Data listing:
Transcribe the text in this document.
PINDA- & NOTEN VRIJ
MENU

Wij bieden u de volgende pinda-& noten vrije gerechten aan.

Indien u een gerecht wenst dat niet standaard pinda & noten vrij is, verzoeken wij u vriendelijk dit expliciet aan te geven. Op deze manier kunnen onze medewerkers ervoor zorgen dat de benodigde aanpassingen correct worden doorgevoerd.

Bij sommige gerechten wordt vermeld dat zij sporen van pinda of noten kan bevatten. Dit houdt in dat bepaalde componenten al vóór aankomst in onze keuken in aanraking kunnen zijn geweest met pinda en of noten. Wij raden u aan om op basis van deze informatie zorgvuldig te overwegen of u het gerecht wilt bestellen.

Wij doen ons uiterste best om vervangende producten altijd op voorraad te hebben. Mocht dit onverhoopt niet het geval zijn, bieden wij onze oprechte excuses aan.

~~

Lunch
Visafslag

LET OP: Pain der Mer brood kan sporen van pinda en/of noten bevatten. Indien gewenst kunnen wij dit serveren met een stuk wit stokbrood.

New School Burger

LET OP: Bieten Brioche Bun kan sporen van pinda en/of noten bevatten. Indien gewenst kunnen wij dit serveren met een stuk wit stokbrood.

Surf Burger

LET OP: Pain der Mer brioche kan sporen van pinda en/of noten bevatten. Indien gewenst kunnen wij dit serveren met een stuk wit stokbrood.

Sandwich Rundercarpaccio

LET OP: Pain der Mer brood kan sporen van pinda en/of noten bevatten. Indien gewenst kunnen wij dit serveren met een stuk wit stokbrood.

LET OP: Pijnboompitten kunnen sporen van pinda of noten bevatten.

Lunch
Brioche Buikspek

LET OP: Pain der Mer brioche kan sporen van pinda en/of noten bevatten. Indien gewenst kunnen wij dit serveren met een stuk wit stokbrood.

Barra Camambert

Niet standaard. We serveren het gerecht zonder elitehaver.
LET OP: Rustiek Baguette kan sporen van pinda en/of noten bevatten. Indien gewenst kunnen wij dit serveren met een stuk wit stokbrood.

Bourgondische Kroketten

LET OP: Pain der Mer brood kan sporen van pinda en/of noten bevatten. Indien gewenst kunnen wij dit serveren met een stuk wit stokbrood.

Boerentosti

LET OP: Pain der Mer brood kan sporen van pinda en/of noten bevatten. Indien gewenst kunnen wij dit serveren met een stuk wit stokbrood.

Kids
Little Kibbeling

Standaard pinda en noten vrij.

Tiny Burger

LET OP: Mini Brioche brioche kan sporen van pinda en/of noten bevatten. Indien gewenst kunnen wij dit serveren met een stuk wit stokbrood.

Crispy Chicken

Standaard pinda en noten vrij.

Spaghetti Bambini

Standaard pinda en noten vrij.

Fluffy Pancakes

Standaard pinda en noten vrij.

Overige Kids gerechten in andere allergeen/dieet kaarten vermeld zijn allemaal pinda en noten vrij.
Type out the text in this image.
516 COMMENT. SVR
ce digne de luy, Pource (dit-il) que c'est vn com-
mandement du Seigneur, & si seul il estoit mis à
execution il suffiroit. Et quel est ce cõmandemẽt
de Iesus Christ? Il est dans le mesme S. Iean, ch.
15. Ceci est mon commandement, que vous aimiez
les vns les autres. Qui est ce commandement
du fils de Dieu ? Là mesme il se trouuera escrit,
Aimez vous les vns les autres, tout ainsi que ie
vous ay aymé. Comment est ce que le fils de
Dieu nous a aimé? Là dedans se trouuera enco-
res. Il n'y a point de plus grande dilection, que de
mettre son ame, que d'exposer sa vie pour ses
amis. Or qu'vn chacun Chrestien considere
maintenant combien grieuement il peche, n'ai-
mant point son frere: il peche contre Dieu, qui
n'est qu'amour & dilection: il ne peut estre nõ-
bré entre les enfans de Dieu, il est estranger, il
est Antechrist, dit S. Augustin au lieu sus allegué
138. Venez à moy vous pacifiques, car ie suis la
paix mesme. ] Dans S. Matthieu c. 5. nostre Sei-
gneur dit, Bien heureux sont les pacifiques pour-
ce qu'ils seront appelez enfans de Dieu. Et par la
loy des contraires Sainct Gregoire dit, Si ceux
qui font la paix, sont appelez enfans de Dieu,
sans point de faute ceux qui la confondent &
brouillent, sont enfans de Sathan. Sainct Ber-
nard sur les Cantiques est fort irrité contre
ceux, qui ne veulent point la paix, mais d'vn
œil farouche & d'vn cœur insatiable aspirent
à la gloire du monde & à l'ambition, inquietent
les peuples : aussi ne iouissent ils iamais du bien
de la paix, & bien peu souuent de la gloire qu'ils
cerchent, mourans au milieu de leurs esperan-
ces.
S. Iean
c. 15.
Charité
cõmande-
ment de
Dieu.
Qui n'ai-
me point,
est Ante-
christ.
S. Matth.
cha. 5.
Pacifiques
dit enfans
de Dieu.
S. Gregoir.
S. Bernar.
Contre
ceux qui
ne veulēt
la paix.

(PROBLEM REQUIREMENTS)
Pull out each line holding the string "this".

(FINAL RESULT)
Transcribe the text in this document.
Type out the text in this image.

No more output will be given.